• GOAL
Show every line of the records below that contains the word "summary".

• LISTING
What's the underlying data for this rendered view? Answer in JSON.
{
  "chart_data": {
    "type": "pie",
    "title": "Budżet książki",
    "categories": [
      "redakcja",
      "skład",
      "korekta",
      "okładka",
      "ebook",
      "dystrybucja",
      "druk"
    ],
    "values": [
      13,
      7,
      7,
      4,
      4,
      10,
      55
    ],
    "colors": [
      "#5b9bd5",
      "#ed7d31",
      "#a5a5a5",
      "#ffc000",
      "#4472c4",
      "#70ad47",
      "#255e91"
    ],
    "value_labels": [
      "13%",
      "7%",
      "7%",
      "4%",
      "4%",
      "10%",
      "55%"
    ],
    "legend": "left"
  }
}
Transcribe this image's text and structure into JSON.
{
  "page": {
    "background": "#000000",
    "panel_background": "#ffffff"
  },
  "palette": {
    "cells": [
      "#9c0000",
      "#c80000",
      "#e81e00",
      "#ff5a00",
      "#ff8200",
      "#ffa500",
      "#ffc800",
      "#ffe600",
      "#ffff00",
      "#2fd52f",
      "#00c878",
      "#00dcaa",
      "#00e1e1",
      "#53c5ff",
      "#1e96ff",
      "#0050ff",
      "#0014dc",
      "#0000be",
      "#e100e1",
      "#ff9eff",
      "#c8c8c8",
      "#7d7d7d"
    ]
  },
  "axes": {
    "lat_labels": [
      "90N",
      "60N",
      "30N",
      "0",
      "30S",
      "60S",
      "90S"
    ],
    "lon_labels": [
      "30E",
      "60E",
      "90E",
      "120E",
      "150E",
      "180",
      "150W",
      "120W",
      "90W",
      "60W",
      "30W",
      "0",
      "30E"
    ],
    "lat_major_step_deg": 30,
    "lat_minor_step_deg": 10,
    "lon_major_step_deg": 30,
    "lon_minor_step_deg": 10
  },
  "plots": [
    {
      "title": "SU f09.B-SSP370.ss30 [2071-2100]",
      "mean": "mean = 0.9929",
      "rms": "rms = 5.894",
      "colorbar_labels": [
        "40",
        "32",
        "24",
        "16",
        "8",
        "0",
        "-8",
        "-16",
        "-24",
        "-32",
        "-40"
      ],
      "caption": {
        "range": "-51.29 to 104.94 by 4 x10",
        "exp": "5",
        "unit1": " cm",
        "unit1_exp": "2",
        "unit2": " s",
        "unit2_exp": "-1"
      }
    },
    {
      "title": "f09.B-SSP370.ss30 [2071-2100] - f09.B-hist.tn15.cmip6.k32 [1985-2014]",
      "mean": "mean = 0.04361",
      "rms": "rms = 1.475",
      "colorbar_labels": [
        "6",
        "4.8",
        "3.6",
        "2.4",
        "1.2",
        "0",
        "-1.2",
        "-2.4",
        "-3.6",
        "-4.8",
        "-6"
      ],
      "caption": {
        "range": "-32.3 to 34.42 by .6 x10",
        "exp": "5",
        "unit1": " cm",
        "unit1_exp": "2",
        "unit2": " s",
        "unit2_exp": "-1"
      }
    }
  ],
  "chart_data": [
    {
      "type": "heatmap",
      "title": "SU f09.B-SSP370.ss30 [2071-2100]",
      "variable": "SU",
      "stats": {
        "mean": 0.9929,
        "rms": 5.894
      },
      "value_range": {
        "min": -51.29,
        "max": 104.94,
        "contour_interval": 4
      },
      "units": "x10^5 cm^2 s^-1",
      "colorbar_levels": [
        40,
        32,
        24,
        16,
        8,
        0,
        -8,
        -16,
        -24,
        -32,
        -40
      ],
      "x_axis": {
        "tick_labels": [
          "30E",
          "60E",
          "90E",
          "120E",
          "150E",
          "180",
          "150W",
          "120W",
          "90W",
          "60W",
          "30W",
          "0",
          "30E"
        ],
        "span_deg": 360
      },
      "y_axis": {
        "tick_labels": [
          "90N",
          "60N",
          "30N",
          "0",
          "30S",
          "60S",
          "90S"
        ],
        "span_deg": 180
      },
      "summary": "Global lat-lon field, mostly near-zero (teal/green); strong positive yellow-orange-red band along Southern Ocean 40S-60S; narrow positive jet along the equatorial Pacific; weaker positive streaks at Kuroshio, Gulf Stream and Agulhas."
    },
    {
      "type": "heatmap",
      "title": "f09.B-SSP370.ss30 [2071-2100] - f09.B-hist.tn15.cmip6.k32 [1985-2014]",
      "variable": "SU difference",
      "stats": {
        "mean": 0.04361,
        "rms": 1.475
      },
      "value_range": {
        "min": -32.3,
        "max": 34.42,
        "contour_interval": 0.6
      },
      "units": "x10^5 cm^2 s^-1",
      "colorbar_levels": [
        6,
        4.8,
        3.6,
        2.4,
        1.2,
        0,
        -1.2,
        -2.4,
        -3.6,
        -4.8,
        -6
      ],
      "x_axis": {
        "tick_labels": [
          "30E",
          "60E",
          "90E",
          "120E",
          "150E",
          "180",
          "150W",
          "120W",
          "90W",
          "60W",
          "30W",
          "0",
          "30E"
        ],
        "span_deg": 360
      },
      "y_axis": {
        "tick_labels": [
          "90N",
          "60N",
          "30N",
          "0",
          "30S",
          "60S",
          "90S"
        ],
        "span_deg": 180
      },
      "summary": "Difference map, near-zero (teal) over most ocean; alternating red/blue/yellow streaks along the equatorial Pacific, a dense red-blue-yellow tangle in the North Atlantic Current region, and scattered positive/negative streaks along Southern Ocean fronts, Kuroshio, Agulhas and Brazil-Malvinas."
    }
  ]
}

• IN RESPONSE
      "summary": "Global lat-lon field, mostly near-zero (teal/green); strong positive yellow-orange-red band along Southern Ocean 40S-60S; narrow positive jet along the equatorial Pacific; weaker positive streaks at Kuroshio, Gulf Stream and Agulhas."
      "summary": "Difference map, near-zero (teal) over most ocean; alternating red/blue/yellow streaks along the equatorial Pacific, a dense red-blue-yellow tangle in the North Atlantic Current region, and scattered positive/negative streaks along Southern Ocean fronts, Kuroshio, Agulhas and Brazil-Malvinas."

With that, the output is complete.